■ WHAT THIS TASK INVOLVES: Answer with nothing except the number of lines that contain the word "balance".
*** PROVIDED DATA
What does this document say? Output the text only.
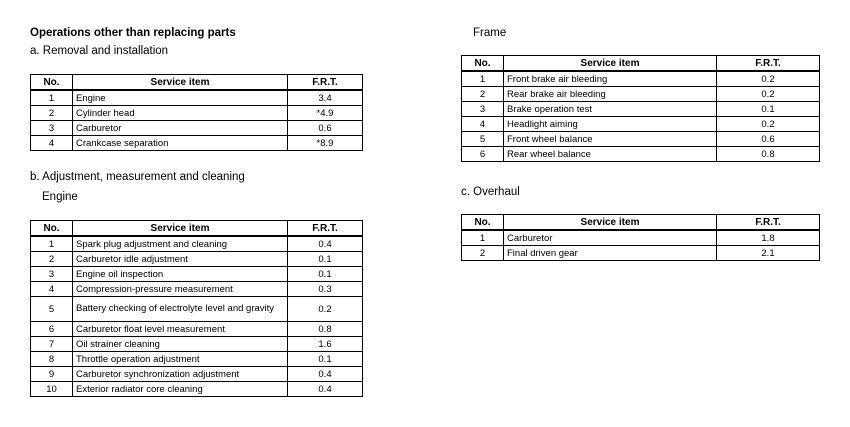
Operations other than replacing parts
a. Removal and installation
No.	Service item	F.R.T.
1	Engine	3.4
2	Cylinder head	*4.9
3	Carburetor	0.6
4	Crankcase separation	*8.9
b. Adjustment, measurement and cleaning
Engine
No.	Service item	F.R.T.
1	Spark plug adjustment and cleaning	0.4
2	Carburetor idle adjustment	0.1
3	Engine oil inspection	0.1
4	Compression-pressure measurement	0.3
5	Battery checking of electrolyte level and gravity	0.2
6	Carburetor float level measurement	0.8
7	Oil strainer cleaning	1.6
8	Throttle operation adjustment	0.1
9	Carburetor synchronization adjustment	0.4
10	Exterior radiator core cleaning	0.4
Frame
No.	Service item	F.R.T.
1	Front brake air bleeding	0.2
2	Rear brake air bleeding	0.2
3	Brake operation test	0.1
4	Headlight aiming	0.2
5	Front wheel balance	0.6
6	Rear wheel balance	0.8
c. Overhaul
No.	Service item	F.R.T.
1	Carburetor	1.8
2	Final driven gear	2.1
******
*** PROVIDED DATA
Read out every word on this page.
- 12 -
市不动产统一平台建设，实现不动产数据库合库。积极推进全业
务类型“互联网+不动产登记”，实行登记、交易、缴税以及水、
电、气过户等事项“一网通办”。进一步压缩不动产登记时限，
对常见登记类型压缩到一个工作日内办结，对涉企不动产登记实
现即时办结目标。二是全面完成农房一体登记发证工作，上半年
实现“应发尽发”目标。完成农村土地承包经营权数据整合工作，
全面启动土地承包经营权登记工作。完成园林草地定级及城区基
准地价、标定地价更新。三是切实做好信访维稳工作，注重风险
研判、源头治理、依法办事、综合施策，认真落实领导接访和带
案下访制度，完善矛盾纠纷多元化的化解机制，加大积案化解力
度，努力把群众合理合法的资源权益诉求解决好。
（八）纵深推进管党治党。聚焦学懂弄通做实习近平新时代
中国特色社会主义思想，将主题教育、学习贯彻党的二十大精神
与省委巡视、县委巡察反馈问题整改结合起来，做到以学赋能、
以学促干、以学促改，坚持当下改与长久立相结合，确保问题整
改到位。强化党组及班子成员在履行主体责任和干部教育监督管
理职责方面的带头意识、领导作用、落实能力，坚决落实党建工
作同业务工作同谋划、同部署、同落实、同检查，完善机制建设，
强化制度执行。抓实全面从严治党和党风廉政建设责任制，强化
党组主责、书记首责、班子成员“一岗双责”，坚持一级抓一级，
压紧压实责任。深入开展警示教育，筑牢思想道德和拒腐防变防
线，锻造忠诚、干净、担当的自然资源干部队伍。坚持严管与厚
******
■ FINISHED EXERCISE: 2